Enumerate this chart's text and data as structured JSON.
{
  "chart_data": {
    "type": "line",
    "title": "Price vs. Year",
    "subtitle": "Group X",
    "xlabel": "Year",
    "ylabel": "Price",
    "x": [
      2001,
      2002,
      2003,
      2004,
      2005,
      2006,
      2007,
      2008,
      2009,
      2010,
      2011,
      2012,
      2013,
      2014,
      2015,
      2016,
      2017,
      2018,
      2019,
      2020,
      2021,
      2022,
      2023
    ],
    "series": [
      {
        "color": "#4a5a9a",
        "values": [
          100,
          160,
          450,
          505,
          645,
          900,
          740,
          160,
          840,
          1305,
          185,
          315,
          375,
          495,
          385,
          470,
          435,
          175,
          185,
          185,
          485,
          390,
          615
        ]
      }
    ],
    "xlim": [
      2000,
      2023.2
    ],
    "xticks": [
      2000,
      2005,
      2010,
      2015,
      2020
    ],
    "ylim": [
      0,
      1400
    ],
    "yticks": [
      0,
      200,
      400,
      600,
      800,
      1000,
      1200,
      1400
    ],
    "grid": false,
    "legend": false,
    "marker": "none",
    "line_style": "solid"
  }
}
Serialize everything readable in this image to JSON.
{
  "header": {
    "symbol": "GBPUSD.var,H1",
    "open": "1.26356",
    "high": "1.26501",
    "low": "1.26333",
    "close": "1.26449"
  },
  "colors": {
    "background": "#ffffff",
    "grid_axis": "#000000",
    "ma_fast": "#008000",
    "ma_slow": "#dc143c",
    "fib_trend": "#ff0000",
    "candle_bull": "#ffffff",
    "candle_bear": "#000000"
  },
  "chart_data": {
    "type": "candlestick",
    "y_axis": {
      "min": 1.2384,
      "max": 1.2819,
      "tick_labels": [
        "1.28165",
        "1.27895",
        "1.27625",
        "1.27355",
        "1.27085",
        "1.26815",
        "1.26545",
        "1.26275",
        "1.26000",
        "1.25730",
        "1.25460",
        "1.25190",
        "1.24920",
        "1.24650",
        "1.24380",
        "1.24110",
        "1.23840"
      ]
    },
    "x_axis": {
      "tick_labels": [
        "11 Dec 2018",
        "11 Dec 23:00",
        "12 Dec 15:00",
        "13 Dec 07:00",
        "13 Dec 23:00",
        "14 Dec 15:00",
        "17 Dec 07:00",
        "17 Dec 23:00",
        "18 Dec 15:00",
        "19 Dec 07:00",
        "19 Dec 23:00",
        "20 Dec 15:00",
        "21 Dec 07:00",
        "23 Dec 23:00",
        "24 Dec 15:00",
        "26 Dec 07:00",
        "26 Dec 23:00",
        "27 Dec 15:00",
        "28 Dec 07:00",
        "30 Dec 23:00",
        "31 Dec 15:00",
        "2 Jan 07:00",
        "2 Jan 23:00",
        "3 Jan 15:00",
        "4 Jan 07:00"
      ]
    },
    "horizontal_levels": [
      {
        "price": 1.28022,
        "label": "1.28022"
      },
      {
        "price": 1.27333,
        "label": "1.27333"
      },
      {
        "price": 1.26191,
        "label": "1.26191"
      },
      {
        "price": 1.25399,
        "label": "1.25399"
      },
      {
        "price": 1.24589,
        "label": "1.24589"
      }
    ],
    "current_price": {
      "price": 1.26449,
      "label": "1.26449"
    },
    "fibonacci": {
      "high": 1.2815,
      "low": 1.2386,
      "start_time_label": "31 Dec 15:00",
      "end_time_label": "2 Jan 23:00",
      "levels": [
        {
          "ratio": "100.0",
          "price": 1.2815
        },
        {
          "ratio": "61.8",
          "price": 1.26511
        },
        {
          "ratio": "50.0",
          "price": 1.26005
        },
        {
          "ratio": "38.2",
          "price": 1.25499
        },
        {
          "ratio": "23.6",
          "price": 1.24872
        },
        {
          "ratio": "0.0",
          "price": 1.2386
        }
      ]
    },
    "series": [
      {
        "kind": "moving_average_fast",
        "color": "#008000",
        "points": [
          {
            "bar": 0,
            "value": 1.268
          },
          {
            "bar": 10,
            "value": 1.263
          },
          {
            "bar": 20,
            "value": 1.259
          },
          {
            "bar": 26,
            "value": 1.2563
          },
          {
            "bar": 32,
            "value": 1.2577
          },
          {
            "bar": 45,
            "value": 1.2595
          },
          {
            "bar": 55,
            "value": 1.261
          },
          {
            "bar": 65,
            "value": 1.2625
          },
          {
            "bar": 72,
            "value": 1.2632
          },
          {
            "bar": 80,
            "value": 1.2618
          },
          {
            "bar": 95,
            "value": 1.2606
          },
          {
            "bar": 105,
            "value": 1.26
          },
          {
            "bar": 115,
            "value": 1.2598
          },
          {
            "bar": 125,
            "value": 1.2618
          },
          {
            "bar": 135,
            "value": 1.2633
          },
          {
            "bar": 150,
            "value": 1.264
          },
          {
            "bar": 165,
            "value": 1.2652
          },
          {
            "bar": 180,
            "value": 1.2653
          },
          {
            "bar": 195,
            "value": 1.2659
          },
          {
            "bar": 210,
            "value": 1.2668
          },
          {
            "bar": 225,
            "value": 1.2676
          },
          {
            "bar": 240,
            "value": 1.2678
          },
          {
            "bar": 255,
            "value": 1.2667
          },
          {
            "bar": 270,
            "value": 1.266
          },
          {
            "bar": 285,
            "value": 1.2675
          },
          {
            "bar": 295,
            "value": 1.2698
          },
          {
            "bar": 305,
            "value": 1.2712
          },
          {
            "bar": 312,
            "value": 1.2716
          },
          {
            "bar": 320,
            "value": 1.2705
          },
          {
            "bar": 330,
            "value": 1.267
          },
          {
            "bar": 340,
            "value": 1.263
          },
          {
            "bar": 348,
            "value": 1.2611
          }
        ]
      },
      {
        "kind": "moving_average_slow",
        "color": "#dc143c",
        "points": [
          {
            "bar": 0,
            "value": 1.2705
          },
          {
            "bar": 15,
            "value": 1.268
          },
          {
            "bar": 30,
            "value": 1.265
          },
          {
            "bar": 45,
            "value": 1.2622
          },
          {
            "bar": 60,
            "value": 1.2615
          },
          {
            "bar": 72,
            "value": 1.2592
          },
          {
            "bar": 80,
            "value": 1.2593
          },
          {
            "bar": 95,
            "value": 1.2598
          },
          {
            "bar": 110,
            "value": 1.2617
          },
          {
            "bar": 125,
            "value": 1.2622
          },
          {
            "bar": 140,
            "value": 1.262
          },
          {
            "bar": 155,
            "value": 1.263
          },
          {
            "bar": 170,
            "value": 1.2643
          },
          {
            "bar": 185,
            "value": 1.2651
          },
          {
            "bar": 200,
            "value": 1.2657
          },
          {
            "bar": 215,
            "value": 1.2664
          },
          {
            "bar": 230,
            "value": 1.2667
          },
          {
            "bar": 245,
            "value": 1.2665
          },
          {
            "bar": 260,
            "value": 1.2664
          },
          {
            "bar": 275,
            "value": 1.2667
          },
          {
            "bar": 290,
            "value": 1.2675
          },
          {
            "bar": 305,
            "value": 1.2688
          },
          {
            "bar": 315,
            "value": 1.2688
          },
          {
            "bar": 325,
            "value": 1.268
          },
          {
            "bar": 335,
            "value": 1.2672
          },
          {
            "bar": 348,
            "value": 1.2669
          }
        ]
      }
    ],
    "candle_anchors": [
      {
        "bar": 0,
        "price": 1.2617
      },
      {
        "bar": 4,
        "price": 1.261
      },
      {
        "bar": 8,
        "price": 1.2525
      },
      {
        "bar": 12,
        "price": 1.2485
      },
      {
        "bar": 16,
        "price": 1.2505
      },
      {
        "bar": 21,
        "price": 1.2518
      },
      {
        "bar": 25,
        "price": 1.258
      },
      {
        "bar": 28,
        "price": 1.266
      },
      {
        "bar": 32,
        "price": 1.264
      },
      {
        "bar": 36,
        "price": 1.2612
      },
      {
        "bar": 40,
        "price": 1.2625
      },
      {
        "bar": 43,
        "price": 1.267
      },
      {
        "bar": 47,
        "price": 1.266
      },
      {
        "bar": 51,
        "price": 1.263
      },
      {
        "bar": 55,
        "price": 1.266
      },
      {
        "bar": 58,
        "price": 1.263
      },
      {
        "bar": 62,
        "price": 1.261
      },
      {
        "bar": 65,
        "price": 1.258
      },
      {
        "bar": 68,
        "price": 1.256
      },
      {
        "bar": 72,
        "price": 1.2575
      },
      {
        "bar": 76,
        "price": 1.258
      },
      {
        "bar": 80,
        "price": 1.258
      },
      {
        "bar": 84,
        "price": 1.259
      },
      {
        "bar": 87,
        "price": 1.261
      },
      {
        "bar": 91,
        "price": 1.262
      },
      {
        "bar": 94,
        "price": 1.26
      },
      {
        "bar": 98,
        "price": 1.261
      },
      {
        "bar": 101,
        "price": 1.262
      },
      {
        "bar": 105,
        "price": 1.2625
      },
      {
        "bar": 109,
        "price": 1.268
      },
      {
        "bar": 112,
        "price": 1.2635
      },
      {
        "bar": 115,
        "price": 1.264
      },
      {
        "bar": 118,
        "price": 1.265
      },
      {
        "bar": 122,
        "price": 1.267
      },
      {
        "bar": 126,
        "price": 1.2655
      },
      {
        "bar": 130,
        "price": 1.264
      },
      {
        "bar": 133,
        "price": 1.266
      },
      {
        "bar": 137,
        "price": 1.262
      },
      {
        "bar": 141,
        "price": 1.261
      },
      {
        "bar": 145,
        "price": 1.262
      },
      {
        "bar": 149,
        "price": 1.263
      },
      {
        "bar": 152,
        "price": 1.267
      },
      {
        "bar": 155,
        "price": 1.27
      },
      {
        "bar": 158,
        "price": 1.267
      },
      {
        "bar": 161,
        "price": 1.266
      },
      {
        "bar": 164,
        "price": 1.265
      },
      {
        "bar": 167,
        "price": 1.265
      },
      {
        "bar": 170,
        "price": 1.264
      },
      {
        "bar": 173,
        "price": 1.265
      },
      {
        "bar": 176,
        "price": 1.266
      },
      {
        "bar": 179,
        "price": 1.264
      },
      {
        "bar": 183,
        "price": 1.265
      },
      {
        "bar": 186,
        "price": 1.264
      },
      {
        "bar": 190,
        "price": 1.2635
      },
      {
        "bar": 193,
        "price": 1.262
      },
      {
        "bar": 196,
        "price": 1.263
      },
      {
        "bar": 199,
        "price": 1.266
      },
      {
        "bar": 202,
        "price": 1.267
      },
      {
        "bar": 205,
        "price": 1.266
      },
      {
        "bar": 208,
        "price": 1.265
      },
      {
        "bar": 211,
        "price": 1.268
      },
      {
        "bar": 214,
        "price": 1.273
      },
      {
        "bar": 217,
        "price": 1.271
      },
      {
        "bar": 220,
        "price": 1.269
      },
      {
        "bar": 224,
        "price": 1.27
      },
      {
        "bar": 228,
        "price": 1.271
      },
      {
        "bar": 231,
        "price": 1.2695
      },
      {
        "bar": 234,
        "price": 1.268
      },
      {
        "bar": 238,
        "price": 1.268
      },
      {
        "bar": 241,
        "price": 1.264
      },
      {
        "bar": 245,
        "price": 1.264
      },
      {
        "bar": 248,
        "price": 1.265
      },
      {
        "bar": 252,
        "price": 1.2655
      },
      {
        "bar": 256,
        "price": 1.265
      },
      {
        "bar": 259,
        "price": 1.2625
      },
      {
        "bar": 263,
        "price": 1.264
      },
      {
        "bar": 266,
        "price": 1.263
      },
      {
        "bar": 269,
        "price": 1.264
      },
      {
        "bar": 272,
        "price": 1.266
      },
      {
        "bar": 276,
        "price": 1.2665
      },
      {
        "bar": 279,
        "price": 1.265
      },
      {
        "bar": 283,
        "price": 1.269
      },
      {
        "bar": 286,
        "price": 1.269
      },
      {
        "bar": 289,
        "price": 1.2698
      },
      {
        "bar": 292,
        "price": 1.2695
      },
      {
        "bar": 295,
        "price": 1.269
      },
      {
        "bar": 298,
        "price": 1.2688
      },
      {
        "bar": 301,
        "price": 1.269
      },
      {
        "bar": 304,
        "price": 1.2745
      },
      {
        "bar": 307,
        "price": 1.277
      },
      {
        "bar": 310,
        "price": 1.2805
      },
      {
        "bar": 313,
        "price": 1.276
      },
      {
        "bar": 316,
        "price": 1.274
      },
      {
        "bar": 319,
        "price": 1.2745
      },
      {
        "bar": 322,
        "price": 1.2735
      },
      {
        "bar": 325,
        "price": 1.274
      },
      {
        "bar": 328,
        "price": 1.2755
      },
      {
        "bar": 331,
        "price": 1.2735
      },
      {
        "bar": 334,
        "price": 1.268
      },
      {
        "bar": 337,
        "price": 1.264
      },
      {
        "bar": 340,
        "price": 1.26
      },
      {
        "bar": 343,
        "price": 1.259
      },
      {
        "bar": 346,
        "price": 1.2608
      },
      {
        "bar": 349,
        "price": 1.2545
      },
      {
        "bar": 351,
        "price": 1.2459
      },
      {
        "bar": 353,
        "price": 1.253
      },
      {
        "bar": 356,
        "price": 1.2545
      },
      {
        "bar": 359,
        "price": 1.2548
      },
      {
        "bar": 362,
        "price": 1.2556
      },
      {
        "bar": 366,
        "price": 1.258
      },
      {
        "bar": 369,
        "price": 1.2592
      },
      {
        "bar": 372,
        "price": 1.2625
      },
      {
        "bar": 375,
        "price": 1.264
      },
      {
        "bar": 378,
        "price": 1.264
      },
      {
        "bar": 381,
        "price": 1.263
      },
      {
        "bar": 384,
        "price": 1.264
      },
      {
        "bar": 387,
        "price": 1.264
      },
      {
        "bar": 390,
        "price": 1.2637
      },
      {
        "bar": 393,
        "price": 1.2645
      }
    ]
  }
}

────────

> TASK TO COMPLETE
Copy out every line of the data that includes "JSON".

> WRITTEN RESPONSE
Enumerate this chart's text and data as structured JSON.
Serialize everything readable in this image to JSON.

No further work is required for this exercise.